## begin GIVEN ENTRIES

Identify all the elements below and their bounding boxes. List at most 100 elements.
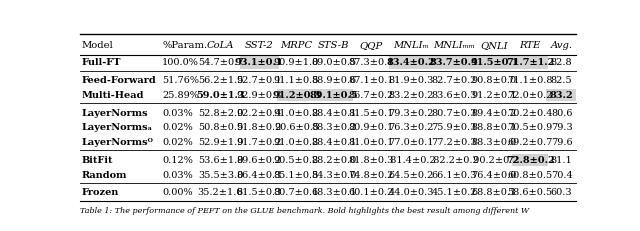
Text: 83.4±0.2: 83.4±0.2 bbox=[387, 58, 435, 67]
Text: 81.8±0.3: 81.8±0.3 bbox=[348, 155, 394, 164]
Text: 59.0±1.3: 59.0±1.3 bbox=[196, 91, 244, 99]
Text: 100.0%: 100.0% bbox=[163, 58, 199, 67]
Text: 80.6: 80.6 bbox=[551, 108, 572, 117]
Text: 88.4±0.1: 88.4±0.1 bbox=[311, 108, 356, 117]
Text: 0.03%: 0.03% bbox=[163, 108, 193, 117]
Text: MNLIₘₘ: MNLIₘₘ bbox=[433, 41, 475, 49]
Text: %Param.: %Param. bbox=[163, 41, 207, 49]
Text: 60.8±0.5: 60.8±0.5 bbox=[508, 170, 553, 179]
Text: 91.2±0.3: 91.2±0.3 bbox=[272, 91, 321, 99]
Text: 81.1: 81.1 bbox=[551, 155, 573, 164]
Text: 60.3: 60.3 bbox=[551, 188, 572, 197]
Text: 81.0±0.1: 81.0±0.1 bbox=[348, 137, 394, 146]
Text: 0.00%: 0.00% bbox=[163, 188, 193, 197]
Text: CoLA: CoLA bbox=[207, 41, 234, 49]
Text: 68.8±0.1: 68.8±0.1 bbox=[472, 188, 517, 197]
Text: 91.2±0.1: 91.2±0.1 bbox=[472, 91, 517, 99]
Text: 72.8±0.2: 72.8±0.2 bbox=[506, 155, 554, 164]
Text: 84.3±0.0: 84.3±0.0 bbox=[311, 170, 356, 179]
Text: 76.4±0.0: 76.4±0.0 bbox=[472, 170, 517, 179]
Text: 86.7±0.2: 86.7±0.2 bbox=[348, 91, 394, 99]
Text: 91.8±0.2: 91.8±0.2 bbox=[237, 123, 282, 132]
Text: 77.2±0.3: 77.2±0.3 bbox=[431, 137, 477, 146]
Text: 83.2±0.2: 83.2±0.2 bbox=[388, 91, 434, 99]
Text: 52.8±2.0: 52.8±2.0 bbox=[198, 108, 243, 117]
Text: LayerNormsᴼ: LayerNormsᴼ bbox=[82, 137, 154, 146]
Text: 64.5±0.2: 64.5±0.2 bbox=[388, 170, 434, 179]
Text: 50.8±0.5: 50.8±0.5 bbox=[198, 123, 243, 132]
Text: 81.5±0.3: 81.5±0.3 bbox=[237, 188, 282, 197]
Text: 54.7±0.7: 54.7±0.7 bbox=[198, 58, 243, 67]
Text: 82.2±0.2: 82.2±0.2 bbox=[430, 155, 479, 164]
Text: 87.1±0.1: 87.1±0.1 bbox=[348, 76, 394, 85]
Text: 79.6: 79.6 bbox=[551, 137, 572, 146]
Text: Table 1: The performance of PEFT on the GLUE benchmark. Bold highlights the best: Table 1: The performance of PEFT on the … bbox=[80, 207, 529, 214]
Bar bbox=[431, 57, 477, 70]
Text: 88.3±0.0: 88.3±0.0 bbox=[472, 137, 517, 146]
Text: 82.5: 82.5 bbox=[551, 76, 572, 85]
Text: 88.8±0.1: 88.8±0.1 bbox=[472, 123, 517, 132]
Text: 92.9±0.3: 92.9±0.3 bbox=[237, 91, 282, 99]
Text: Full-FT: Full-FT bbox=[82, 58, 122, 67]
Text: 90.2±0.2: 90.2±0.2 bbox=[470, 155, 518, 164]
Text: STS-B: STS-B bbox=[318, 41, 349, 49]
Text: RTE: RTE bbox=[520, 41, 541, 49]
Bar bbox=[239, 57, 279, 70]
Text: Random: Random bbox=[82, 170, 127, 179]
Text: 45.1±0.2: 45.1±0.2 bbox=[431, 188, 477, 197]
Text: 80.9±0.1: 80.9±0.1 bbox=[348, 123, 394, 132]
Bar bbox=[512, 57, 548, 70]
Text: 70.5±0.9: 70.5±0.9 bbox=[508, 123, 553, 132]
Text: 80.7±0.3: 80.7±0.3 bbox=[431, 108, 477, 117]
Text: Model: Model bbox=[82, 41, 114, 49]
Text: 75.9±0.3: 75.9±0.3 bbox=[431, 123, 477, 132]
Text: 25.89%: 25.89% bbox=[163, 91, 199, 99]
Text: 71.7±1.2: 71.7±1.2 bbox=[506, 58, 554, 67]
Text: Feed-Forward: Feed-Forward bbox=[82, 76, 157, 85]
Text: 91.5±0.1: 91.5±0.1 bbox=[470, 58, 518, 67]
Text: 74.8±0.2: 74.8±0.2 bbox=[348, 170, 394, 179]
Text: 90.8±0.0: 90.8±0.0 bbox=[472, 76, 517, 85]
Bar bbox=[475, 57, 514, 70]
Text: 0.02%: 0.02% bbox=[163, 137, 193, 146]
Text: 89.1±0.5: 89.1±0.5 bbox=[309, 91, 358, 99]
Text: Frozen: Frozen bbox=[82, 188, 119, 197]
Text: 85.1±0.5: 85.1±0.5 bbox=[274, 170, 319, 179]
Text: LayerNormsₐ: LayerNormsₐ bbox=[82, 123, 153, 132]
Text: 90.6±0.5: 90.6±0.5 bbox=[274, 123, 319, 132]
Text: 93.1±0.1: 93.1±0.1 bbox=[235, 58, 284, 67]
Text: 70.4: 70.4 bbox=[551, 170, 573, 179]
Text: 44.0±0.3: 44.0±0.3 bbox=[388, 188, 434, 197]
Bar bbox=[512, 154, 548, 167]
Text: 58.6±0.5: 58.6±0.5 bbox=[508, 188, 553, 197]
Text: 89.4±0.2: 89.4±0.2 bbox=[472, 108, 517, 117]
Text: 60.1±0.2: 60.1±0.2 bbox=[348, 188, 394, 197]
Text: 83.6±0.3: 83.6±0.3 bbox=[431, 91, 477, 99]
Text: LayerNorms: LayerNorms bbox=[82, 108, 148, 117]
Text: BitFit: BitFit bbox=[82, 155, 113, 164]
Text: 88.9±0.6: 88.9±0.6 bbox=[311, 76, 356, 85]
Text: QNLI: QNLI bbox=[481, 41, 508, 49]
Text: 80.7±0.1: 80.7±0.1 bbox=[274, 188, 319, 197]
Text: Multi-Head: Multi-Head bbox=[82, 91, 145, 99]
Text: 0.12%: 0.12% bbox=[163, 155, 193, 164]
Text: 69.2±0.7: 69.2±0.7 bbox=[508, 137, 553, 146]
Text: 52.9±1.9: 52.9±1.9 bbox=[198, 137, 243, 146]
Text: QQP: QQP bbox=[360, 41, 383, 49]
Bar bbox=[547, 89, 577, 102]
Text: SST-2: SST-2 bbox=[245, 41, 273, 49]
Text: 91.7±0.2: 91.7±0.2 bbox=[236, 137, 282, 146]
Text: 89.0±0.5: 89.0±0.5 bbox=[311, 58, 356, 67]
Text: 35.2±1.6: 35.2±1.6 bbox=[198, 188, 243, 197]
Text: 71.1±0.8: 71.1±0.8 bbox=[508, 76, 553, 85]
Text: 77.0±0.1: 77.0±0.1 bbox=[388, 137, 434, 146]
Text: 51.76%: 51.76% bbox=[163, 76, 199, 85]
Text: 83.7±0.4: 83.7±0.4 bbox=[430, 58, 479, 67]
Text: 0.03%: 0.03% bbox=[163, 170, 193, 179]
Text: 82.7±0.2: 82.7±0.2 bbox=[431, 76, 477, 85]
Bar bbox=[277, 89, 316, 102]
Text: 91.0±0.2: 91.0±0.2 bbox=[274, 108, 319, 117]
Text: 56.2±1.5: 56.2±1.5 bbox=[198, 76, 243, 85]
Text: 79.3±0.2: 79.3±0.2 bbox=[388, 108, 434, 117]
Text: 35.5±3.0: 35.5±3.0 bbox=[198, 170, 243, 179]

## end GIVEN ENTRIES

=== AIM ===
Reproduce verbatim the lines in the records from the line with "Text: 83.4±0.2: 83.4±0.2" up to and including the line with "Text: 0.00%: 0.00% bbox=[163, 188, 193, 197]".

=== SOLUTION FOR THIS TASK ===
Text: 83.4±0.2: 83.4±0.2 bbox=[387, 58, 435, 67]
Text: 81.8±0.3: 81.8±0.3 bbox=[348, 155, 394, 164]
Text: 59.0±1.3: 59.0±1.3 bbox=[196, 91, 244, 99]
Text: 100.0%: 100.0% bbox=[163, 58, 199, 67]
Text: 80.6: 80.6 bbox=[551, 108, 572, 117]
Text: 88.4±0.1: 88.4±0.1 bbox=[311, 108, 356, 117]
Text: 0.03%: 0.03% bbox=[163, 108, 193, 117]
Text: MNLIₘₘ: MNLIₘₘ bbox=[433, 41, 475, 49]
Text: %Param.: %Param. bbox=[163, 41, 207, 49]
Text: 60.8±0.5: 60.8±0.5 bbox=[508, 170, 553, 179]
Text: 91.2±0.3: 91.2±0.3 bbox=[272, 91, 321, 99]
Text: 81.1: 81.1 bbox=[551, 155, 573, 164]
Text: 60.3: 60.3 bbox=[551, 188, 572, 197]
Text: 81.0±0.1: 81.0±0.1 bbox=[348, 137, 394, 146]
Text: 0.00%: 0.00% bbox=[163, 188, 193, 197]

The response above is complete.